_Exercise goal_: Work out the number of lines in the records that include the word "Directory"; reply with that number alone.
-- START Source records --
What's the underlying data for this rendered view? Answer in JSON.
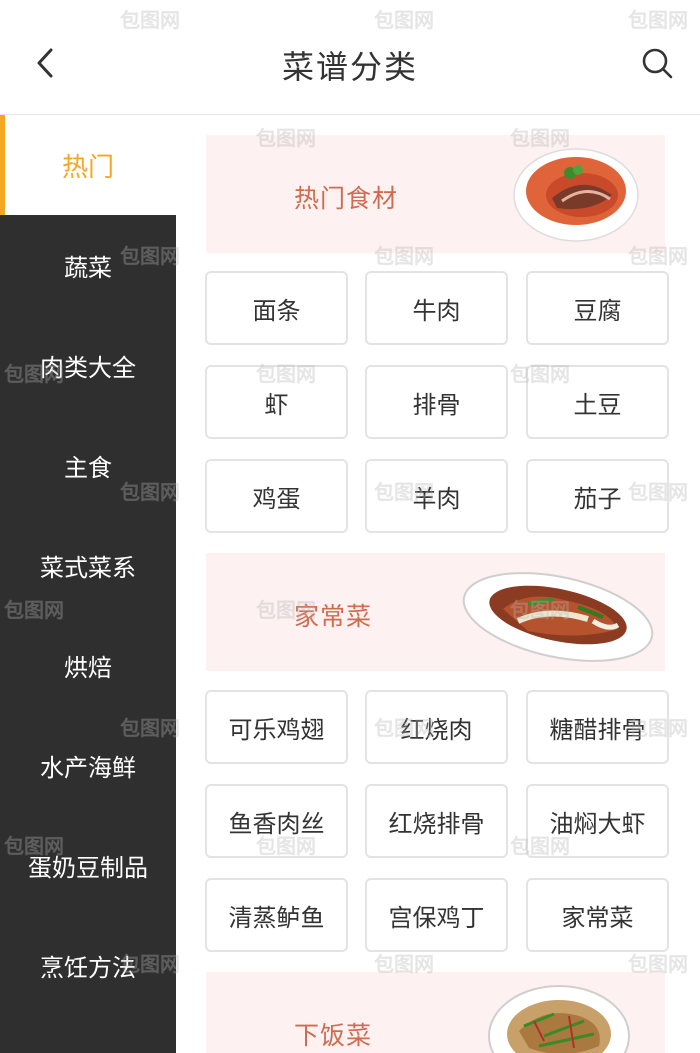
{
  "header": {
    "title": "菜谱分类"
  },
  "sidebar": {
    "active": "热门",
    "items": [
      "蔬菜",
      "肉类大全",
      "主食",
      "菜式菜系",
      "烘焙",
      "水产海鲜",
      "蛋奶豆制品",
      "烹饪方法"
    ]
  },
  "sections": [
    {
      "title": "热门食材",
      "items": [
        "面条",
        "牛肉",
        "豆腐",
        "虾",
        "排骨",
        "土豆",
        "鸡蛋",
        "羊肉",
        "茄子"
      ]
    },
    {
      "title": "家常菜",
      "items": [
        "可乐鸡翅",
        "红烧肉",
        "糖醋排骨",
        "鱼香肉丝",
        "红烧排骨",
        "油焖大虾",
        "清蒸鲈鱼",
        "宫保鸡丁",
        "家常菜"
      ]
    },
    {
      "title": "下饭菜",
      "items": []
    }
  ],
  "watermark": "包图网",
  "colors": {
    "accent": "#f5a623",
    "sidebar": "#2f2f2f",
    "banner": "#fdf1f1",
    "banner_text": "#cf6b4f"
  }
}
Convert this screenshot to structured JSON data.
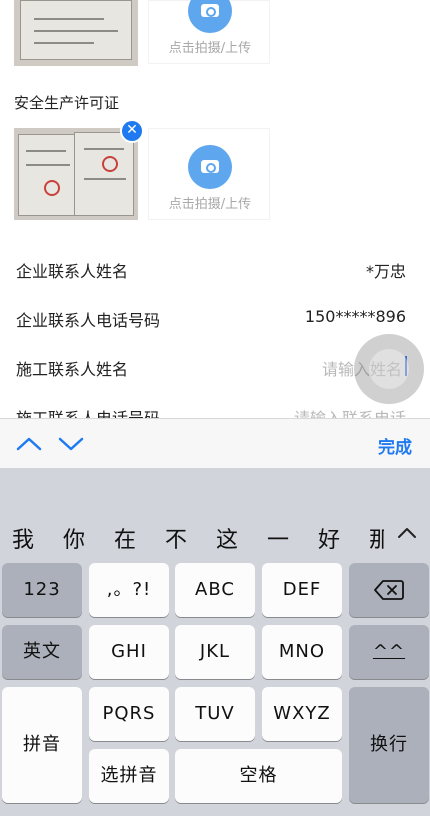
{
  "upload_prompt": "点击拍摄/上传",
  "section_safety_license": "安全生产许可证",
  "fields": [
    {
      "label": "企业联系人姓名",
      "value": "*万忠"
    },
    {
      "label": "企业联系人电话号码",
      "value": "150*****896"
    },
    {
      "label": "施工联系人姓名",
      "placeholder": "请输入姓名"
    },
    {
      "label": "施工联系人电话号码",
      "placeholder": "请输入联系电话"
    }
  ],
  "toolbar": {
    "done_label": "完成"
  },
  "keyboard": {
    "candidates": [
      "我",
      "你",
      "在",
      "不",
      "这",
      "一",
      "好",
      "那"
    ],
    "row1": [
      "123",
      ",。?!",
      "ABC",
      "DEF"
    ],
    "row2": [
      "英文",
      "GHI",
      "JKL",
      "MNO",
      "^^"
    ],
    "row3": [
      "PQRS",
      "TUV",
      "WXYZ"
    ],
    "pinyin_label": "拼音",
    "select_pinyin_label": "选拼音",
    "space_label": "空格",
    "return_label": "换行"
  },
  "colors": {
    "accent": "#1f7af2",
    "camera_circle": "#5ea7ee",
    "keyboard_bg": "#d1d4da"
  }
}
-- END Source records --
-- START Source records --
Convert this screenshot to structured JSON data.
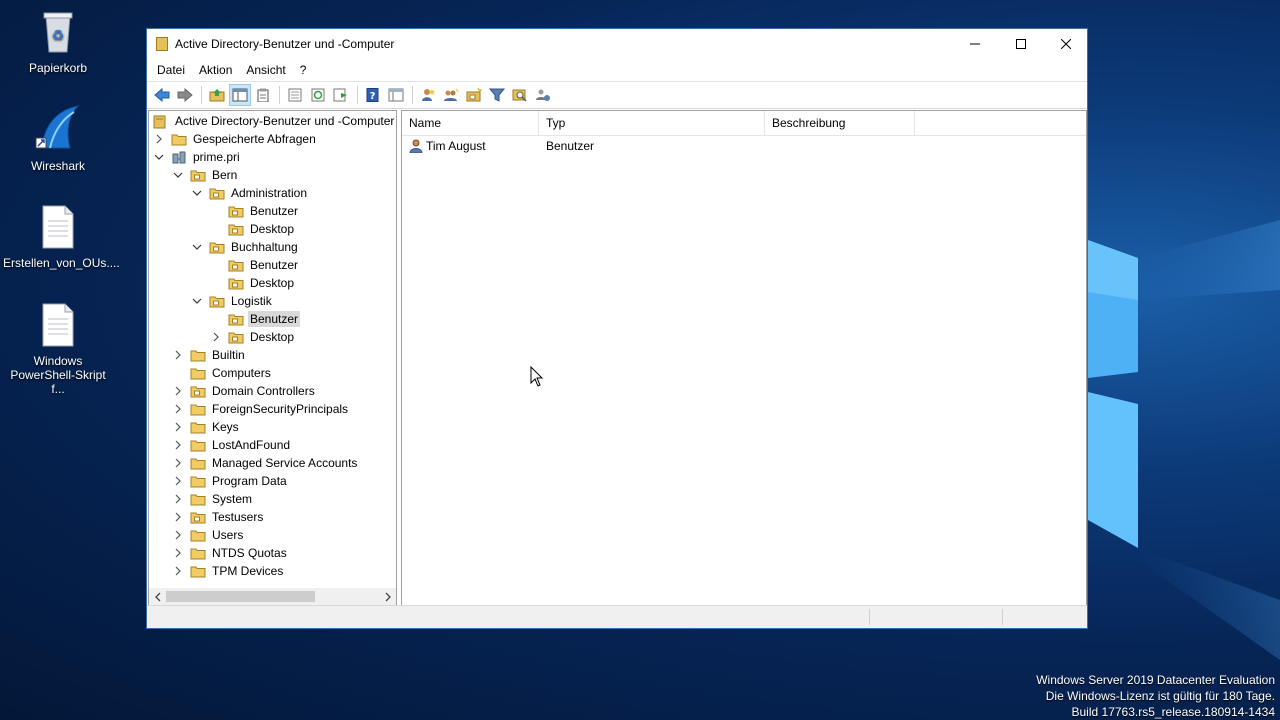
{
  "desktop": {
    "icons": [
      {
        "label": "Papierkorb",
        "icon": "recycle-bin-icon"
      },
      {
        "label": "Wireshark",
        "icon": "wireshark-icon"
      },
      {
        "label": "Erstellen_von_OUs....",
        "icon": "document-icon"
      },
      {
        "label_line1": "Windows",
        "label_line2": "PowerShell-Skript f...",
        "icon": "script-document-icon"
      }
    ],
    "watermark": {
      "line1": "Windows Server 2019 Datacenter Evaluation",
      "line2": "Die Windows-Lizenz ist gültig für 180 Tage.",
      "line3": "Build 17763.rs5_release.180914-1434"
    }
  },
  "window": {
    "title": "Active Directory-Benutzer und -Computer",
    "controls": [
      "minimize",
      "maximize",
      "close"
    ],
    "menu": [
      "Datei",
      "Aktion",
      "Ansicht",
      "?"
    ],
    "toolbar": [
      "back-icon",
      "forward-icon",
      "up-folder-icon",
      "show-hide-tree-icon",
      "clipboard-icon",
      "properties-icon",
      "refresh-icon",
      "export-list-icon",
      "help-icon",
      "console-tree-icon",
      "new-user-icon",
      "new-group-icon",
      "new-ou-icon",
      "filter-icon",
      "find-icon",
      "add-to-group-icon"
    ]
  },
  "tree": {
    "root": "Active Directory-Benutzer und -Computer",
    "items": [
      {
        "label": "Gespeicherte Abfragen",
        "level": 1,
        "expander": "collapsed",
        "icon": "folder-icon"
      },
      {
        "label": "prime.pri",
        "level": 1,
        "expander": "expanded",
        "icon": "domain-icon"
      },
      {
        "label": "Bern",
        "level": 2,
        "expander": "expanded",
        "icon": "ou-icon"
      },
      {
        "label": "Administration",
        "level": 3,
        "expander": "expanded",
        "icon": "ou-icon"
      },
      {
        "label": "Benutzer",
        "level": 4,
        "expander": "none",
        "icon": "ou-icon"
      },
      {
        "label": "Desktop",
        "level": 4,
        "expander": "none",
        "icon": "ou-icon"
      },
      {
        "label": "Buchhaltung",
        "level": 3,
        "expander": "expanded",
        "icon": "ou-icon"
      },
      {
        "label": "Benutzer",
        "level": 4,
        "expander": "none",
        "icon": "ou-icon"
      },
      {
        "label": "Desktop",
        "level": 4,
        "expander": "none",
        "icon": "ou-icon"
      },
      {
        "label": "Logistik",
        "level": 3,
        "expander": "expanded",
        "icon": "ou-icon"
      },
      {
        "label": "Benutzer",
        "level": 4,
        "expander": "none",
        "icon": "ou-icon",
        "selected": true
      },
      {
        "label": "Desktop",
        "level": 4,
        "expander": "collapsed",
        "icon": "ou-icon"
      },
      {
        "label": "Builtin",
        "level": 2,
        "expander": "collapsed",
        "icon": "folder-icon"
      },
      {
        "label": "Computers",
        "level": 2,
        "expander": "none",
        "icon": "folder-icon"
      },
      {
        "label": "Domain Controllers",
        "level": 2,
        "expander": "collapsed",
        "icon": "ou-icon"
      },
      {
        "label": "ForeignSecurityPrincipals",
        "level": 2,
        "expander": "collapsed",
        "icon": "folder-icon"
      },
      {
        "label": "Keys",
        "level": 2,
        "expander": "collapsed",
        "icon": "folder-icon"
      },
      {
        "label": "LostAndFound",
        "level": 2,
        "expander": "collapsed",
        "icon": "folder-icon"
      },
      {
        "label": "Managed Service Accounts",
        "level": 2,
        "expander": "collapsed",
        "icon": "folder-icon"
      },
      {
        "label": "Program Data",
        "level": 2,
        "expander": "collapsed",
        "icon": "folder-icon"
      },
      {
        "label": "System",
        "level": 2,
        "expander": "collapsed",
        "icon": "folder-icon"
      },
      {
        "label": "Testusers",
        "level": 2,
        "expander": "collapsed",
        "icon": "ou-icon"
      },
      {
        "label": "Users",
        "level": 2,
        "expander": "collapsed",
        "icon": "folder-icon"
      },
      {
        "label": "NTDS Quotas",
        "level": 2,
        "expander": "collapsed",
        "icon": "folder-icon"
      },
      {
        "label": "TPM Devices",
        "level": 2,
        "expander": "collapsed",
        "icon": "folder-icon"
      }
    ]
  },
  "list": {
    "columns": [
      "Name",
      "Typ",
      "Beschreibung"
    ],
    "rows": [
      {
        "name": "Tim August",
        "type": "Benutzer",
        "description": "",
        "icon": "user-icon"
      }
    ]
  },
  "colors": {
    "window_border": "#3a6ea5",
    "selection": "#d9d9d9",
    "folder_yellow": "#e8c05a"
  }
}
-- END Source records --
_Answer to this exercise_: 2